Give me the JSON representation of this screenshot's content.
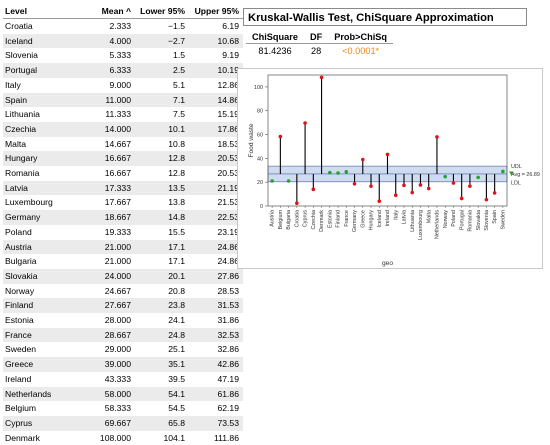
{
  "table": {
    "headers": {
      "level": "Level",
      "mean": "Mean ^",
      "lower": "Lower 95%",
      "upper": "Upper 95%"
    },
    "rows": [
      {
        "level": "Croatia",
        "mean": "2.333",
        "lower": "−1.5",
        "upper": "6.19"
      },
      {
        "level": "Iceland",
        "mean": "4.000",
        "lower": "−2.7",
        "upper": "10.68"
      },
      {
        "level": "Slovenia",
        "mean": "5.333",
        "lower": "1.5",
        "upper": "9.19"
      },
      {
        "level": "Portugal",
        "mean": "6.333",
        "lower": "2.5",
        "upper": "10.19"
      },
      {
        "level": "Italy",
        "mean": "9.000",
        "lower": "5.1",
        "upper": "12.86"
      },
      {
        "level": "Spain",
        "mean": "11.000",
        "lower": "7.1",
        "upper": "14.86"
      },
      {
        "level": "Lithuania",
        "mean": "11.333",
        "lower": "7.5",
        "upper": "15.19"
      },
      {
        "level": "Czechia",
        "mean": "14.000",
        "lower": "10.1",
        "upper": "17.86"
      },
      {
        "level": "Malta",
        "mean": "14.667",
        "lower": "10.8",
        "upper": "18.53"
      },
      {
        "level": "Hungary",
        "mean": "16.667",
        "lower": "12.8",
        "upper": "20.53"
      },
      {
        "level": "Romania",
        "mean": "16.667",
        "lower": "12.8",
        "upper": "20.53"
      },
      {
        "level": "Latvia",
        "mean": "17.333",
        "lower": "13.5",
        "upper": "21.19"
      },
      {
        "level": "Luxembourg",
        "mean": "17.667",
        "lower": "13.8",
        "upper": "21.53"
      },
      {
        "level": "Germany",
        "mean": "18.667",
        "lower": "14.8",
        "upper": "22.53"
      },
      {
        "level": "Poland",
        "mean": "19.333",
        "lower": "15.5",
        "upper": "23.19"
      },
      {
        "level": "Austria",
        "mean": "21.000",
        "lower": "17.1",
        "upper": "24.86"
      },
      {
        "level": "Bulgaria",
        "mean": "21.000",
        "lower": "17.1",
        "upper": "24.86"
      },
      {
        "level": "Slovakia",
        "mean": "24.000",
        "lower": "20.1",
        "upper": "27.86"
      },
      {
        "level": "Norway",
        "mean": "24.667",
        "lower": "20.8",
        "upper": "28.53"
      },
      {
        "level": "Finland",
        "mean": "27.667",
        "lower": "23.8",
        "upper": "31.53"
      },
      {
        "level": "Estonia",
        "mean": "28.000",
        "lower": "24.1",
        "upper": "31.86"
      },
      {
        "level": "France",
        "mean": "28.667",
        "lower": "24.8",
        "upper": "32.53"
      },
      {
        "level": "Sweden",
        "mean": "29.000",
        "lower": "25.1",
        "upper": "32.86"
      },
      {
        "level": "Greece",
        "mean": "39.000",
        "lower": "35.1",
        "upper": "42.86"
      },
      {
        "level": "Ireland",
        "mean": "43.333",
        "lower": "39.5",
        "upper": "47.19"
      },
      {
        "level": "Netherlands",
        "mean": "58.000",
        "lower": "54.1",
        "upper": "61.86"
      },
      {
        "level": "Belgium",
        "mean": "58.333",
        "lower": "54.5",
        "upper": "62.19"
      },
      {
        "level": "Cyprus",
        "mean": "69.667",
        "lower": "65.8",
        "upper": "73.53"
      },
      {
        "level": "Denmark",
        "mean": "108.000",
        "lower": "104.1",
        "upper": "111.86"
      }
    ]
  },
  "kw": {
    "title": "Kruskal-Wallis Test, ChiSquare Approximation",
    "headers": {
      "chisq": "ChiSquare",
      "df": "DF",
      "prob": "Prob>ChiSq"
    },
    "values": {
      "chisq": "81.4236",
      "df": "28",
      "prob": "<0.0001*"
    }
  },
  "colors": {
    "accent": "#f0851e",
    "mean_dot_high": "#e0131b",
    "mean_dot_in": "#22a52a",
    "band": "#cfdcf0",
    "needle": "#000000"
  },
  "chart_data": {
    "type": "scatter",
    "subtype": "analysis-of-means needle chart",
    "xlabel": "geo",
    "ylabel": "Food waste",
    "ylim": [
      0,
      110
    ],
    "yticks": [
      0,
      20,
      40,
      60,
      80,
      100
    ],
    "avg": 26.89,
    "udl": 33.5,
    "ldl": 20.3,
    "limit_labels": {
      "udl": "UDL",
      "avg": "Avg = 26.89",
      "ldl": "LDL"
    },
    "categories": [
      "Austria",
      "Belgium",
      "Bulgaria",
      "Croatia",
      "Cyprus",
      "Czechia",
      "Denmark",
      "Estonia",
      "Finland",
      "France",
      "Germany",
      "Greece",
      "Hungary",
      "Iceland",
      "Ireland",
      "Italy",
      "Latvia",
      "Lithuania",
      "Luxembourg",
      "Malta",
      "Netherlands",
      "Norway",
      "Poland",
      "Portugal",
      "Romania",
      "Slovakia",
      "Slovenia",
      "Spain",
      "Sweden"
    ],
    "values": [
      21.0,
      58.333,
      21.0,
      2.333,
      69.667,
      14.0,
      108.0,
      28.0,
      27.667,
      28.667,
      18.667,
      39.0,
      16.667,
      4.0,
      43.333,
      9.0,
      17.333,
      11.333,
      17.667,
      14.667,
      58.0,
      24.667,
      19.333,
      6.333,
      16.667,
      24.0,
      5.333,
      11.0,
      29.0
    ],
    "grid": false
  }
}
+ + + +
Copy out the entries verbatim and leave the images out.

Give me the JSON representation of this screenshot's content.
{
  "table": {
    "headers": {
      "level": "Level",
      "mean": "Mean ^",
      "lower": "Lower 95%",
      "upper": "Upper 95%"
    },
    "rows": [
      {
        "level": "Croatia",
        "mean": "2.333",
        "lower": "−1.5",
        "upper": "6.19"
      },
      {
        "level": "Iceland",
        "mean": "4.000",
        "lower": "−2.7",
        "upper": "10.68"
      },
      {
        "level": "Slovenia",
        "mean": "5.333",
        "lower": "1.5",
        "upper": "9.19"
      },
      {
        "level": "Portugal",
        "mean": "6.333",
        "lower": "2.5",
        "upper": "10.19"
      },
      {
        "level": "Italy",
        "mean": "9.000",
        "lower": "5.1",
        "upper": "12.86"
      },
      {
        "level": "Spain",
        "mean": "11.000",
        "lower": "7.1",
        "upper": "14.86"
      },
      {
        "level": "Lithuania",
        "mean": "11.333",
        "lower": "7.5",
        "upper": "15.19"
      },
      {
        "level": "Czechia",
        "mean": "14.000",
        "lower": "10.1",
        "upper": "17.86"
      },
      {
        "level": "Malta",
        "mean": "14.667",
        "lower": "10.8",
        "upper": "18.53"
      },
      {
        "level": "Hungary",
        "mean": "16.667",
        "lower": "12.8",
        "upper": "20.53"
      },
      {
        "level": "Romania",
        "mean": "16.667",
        "lower": "12.8",
        "upper": "20.53"
      },
      {
        "level": "Latvia",
        "mean": "17.333",
        "lower": "13.5",
        "upper": "21.19"
      },
      {
        "level": "Luxembourg",
        "mean": "17.667",
        "lower": "13.8",
        "upper": "21.53"
      },
      {
        "level": "Germany",
        "mean": "18.667",
        "lower": "14.8",
        "upper": "22.53"
      },
      {
        "level": "Poland",
        "mean": "19.333",
        "lower": "15.5",
        "upper": "23.19"
      },
      {
        "level": "Austria",
        "mean": "21.000",
        "lower": "17.1",
        "upper": "24.86"
      },
      {
        "level": "Bulgaria",
        "mean": "21.000",
        "lower": "17.1",
        "upper": "24.86"
      },
      {
        "level": "Slovakia",
        "mean": "24.000",
        "lower": "20.1",
        "upper": "27.86"
      },
      {
        "level": "Norway",
        "mean": "24.667",
        "lower": "20.8",
        "upper": "28.53"
      },
      {
        "level": "Finland",
        "mean": "27.667",
        "lower": "23.8",
        "upper": "31.53"
      },
      {
        "level": "Estonia",
        "mean": "28.000",
        "lower": "24.1",
        "upper": "31.86"
      },
      {
        "level": "France",
        "mean": "28.667",
        "lower": "24.8",
        "upper": "32.53"
      },
      {
        "level": "Sweden",
        "mean": "29.000",
        "lower": "25.1",
        "upper": "32.86"
      },
      {
        "level": "Greece",
        "mean": "39.000",
        "lower": "35.1",
        "upper": "42.86"
      },
      {
        "level": "Ireland",
        "mean": "43.333",
        "lower": "39.5",
        "upper": "47.19"
      },
      {
        "level": "Netherlands",
        "mean": "58.000",
        "lower": "54.1",
        "upper": "61.86"
      },
      {
        "level": "Belgium",
        "mean": "58.333",
        "lower": "54.5",
        "upper": "62.19"
      },
      {
        "level": "Cyprus",
        "mean": "69.667",
        "lower": "65.8",
        "upper": "73.53"
      },
      {
        "level": "Denmark",
        "mean": "108.000",
        "lower": "104.1",
        "upper": "111.86"
      }
    ]
  },
  "kw": {
    "title": "Kruskal-Wallis Test, ChiSquare Approximation",
    "headers": {
      "chisq": "ChiSquare",
      "df": "DF",
      "prob": "Prob>ChiSq"
    },
    "values": {
      "chisq": "81.4236",
      "df": "28",
      "prob": "<0.0001*"
    }
  },
  "colors": {
    "accent": "#f0851e",
    "mean_dot_high": "#e0131b",
    "mean_dot_in": "#22a52a",
    "band": "#cfdcf0",
    "needle": "#000000"
  },
  "chart_data": {
    "type": "scatter",
    "subtype": "analysis-of-means needle chart",
    "xlabel": "geo",
    "ylabel": "Food waste",
    "ylim": [
      0,
      110
    ],
    "yticks": [
      0,
      20,
      40,
      60,
      80,
      100
    ],
    "avg": 26.89,
    "udl": 33.5,
    "ldl": 20.3,
    "limit_labels": {
      "udl": "UDL",
      "avg": "Avg = 26.89",
      "ldl": "LDL"
    },
    "categories": [
      "Austria",
      "Belgium",
      "Bulgaria",
      "Croatia",
      "Cyprus",
      "Czechia",
      "Denmark",
      "Estonia",
      "Finland",
      "France",
      "Germany",
      "Greece",
      "Hungary",
      "Iceland",
      "Ireland",
      "Italy",
      "Latvia",
      "Lithuania",
      "Luxembourg",
      "Malta",
      "Netherlands",
      "Norway",
      "Poland",
      "Portugal",
      "Romania",
      "Slovakia",
      "Slovenia",
      "Spain",
      "Sweden"
    ],
    "values": [
      21.0,
      58.333,
      21.0,
      2.333,
      69.667,
      14.0,
      108.0,
      28.0,
      27.667,
      28.667,
      18.667,
      39.0,
      16.667,
      4.0,
      43.333,
      9.0,
      17.333,
      11.333,
      17.667,
      14.667,
      58.0,
      24.667,
      19.333,
      6.333,
      16.667,
      24.0,
      5.333,
      11.0,
      29.0
    ],
    "grid": false
  }
}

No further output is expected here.